__WHAT IS NEEDED__.
Using the records provided below, locate and copy each line that contains the word "JSON".

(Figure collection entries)
§ §

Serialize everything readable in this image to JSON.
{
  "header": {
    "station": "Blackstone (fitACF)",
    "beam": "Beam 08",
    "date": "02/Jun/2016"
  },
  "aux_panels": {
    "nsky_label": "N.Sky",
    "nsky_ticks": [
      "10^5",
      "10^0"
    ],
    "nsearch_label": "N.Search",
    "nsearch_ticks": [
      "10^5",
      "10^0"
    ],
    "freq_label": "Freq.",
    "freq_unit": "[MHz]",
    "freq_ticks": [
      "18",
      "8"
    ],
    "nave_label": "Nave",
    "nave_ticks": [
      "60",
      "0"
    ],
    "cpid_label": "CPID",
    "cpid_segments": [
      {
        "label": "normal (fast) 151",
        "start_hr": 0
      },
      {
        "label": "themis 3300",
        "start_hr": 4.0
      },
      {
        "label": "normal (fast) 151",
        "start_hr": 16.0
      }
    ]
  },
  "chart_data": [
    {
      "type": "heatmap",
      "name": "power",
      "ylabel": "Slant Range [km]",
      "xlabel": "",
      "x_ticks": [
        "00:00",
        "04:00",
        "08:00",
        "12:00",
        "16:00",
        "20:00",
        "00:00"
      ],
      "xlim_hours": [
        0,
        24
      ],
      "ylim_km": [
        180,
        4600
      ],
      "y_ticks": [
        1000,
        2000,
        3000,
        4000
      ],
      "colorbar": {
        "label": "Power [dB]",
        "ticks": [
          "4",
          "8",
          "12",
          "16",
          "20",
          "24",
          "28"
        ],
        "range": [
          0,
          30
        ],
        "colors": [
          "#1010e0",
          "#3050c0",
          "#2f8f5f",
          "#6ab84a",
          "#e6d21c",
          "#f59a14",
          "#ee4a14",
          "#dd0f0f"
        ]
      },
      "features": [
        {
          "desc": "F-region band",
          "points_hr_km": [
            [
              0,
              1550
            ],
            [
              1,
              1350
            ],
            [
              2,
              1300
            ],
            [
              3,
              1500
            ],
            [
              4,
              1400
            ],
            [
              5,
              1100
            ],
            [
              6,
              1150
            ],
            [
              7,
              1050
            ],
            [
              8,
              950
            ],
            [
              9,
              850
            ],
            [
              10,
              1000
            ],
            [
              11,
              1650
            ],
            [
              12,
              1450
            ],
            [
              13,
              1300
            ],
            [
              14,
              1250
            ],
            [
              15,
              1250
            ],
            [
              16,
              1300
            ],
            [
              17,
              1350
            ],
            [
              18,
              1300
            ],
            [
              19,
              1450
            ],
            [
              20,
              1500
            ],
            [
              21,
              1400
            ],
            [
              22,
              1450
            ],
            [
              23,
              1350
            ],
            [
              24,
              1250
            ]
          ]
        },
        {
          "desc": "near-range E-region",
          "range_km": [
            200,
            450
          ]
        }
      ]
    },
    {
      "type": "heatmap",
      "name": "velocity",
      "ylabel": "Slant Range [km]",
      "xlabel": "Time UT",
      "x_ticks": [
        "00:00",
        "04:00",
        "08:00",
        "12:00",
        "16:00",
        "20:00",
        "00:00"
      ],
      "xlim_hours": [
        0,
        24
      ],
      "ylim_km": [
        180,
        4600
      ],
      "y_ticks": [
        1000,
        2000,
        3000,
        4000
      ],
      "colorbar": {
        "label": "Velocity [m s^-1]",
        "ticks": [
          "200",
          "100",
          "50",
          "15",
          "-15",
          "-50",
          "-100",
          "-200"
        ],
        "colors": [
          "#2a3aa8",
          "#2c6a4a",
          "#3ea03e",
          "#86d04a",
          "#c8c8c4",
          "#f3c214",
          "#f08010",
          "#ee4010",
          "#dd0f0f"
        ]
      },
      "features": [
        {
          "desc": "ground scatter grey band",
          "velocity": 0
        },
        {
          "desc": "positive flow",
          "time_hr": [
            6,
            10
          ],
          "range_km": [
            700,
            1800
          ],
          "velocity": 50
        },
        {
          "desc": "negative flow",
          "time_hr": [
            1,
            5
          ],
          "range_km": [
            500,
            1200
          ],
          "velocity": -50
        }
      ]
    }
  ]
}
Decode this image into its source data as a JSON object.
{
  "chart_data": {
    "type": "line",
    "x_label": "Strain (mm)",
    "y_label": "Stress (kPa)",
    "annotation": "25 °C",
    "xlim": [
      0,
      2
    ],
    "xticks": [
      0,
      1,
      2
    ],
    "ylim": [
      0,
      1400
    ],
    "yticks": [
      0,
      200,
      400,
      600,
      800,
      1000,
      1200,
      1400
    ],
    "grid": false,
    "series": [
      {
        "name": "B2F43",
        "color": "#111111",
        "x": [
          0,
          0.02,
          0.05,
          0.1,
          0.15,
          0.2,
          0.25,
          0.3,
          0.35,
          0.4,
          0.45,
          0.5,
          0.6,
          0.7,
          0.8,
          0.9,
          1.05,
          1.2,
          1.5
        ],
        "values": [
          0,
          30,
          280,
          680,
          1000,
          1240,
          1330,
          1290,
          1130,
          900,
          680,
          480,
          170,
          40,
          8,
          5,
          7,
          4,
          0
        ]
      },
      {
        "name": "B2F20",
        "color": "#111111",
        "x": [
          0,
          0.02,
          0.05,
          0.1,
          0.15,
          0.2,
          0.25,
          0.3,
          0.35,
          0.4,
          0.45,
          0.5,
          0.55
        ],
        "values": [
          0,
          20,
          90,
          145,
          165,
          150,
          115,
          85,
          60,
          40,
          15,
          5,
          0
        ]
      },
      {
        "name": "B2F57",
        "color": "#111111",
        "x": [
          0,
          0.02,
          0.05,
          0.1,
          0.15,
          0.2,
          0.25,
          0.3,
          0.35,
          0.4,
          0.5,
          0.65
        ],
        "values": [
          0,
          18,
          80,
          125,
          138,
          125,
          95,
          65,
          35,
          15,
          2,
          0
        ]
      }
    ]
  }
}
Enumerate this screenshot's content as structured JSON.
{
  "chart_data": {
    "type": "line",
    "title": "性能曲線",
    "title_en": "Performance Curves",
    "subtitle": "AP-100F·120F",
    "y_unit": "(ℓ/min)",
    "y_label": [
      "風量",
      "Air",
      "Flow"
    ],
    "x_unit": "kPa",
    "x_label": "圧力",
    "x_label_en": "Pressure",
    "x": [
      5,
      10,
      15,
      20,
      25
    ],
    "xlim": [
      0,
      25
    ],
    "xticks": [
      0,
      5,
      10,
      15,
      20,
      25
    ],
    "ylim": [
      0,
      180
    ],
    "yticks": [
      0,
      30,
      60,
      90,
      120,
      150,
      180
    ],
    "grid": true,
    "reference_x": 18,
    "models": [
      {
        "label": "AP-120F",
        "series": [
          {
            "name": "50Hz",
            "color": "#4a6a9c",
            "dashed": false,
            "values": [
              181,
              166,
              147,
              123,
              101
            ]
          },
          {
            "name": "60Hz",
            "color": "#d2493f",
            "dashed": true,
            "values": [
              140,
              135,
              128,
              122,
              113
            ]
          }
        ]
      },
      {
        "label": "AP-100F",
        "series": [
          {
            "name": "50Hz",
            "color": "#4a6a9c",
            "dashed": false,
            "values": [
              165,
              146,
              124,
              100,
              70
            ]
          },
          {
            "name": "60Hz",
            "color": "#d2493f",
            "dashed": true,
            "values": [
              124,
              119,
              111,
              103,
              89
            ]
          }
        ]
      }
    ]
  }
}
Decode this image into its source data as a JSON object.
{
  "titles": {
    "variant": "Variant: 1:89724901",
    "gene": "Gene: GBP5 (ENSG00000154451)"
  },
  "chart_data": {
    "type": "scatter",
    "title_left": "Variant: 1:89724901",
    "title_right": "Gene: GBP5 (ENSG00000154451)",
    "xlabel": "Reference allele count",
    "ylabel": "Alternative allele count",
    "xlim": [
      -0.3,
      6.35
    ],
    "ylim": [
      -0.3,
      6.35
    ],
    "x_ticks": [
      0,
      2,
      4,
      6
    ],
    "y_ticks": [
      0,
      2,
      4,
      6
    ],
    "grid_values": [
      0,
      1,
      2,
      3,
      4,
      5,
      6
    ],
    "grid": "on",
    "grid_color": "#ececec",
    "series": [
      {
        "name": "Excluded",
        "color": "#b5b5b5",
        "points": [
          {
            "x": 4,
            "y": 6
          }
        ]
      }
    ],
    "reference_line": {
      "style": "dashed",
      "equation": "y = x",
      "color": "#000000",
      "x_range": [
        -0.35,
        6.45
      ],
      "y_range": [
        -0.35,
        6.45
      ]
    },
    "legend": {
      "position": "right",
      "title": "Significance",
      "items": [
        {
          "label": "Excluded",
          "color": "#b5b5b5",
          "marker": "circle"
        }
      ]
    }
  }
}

§ §

__OUTPUT FOR THIS EXERCISE__.
Serialize everything readable in this image to JSON.
Decode this image into its source data as a JSON object.
Enumerate this screenshot's content as structured JSON.
Decode this image into its source data as a JSON object.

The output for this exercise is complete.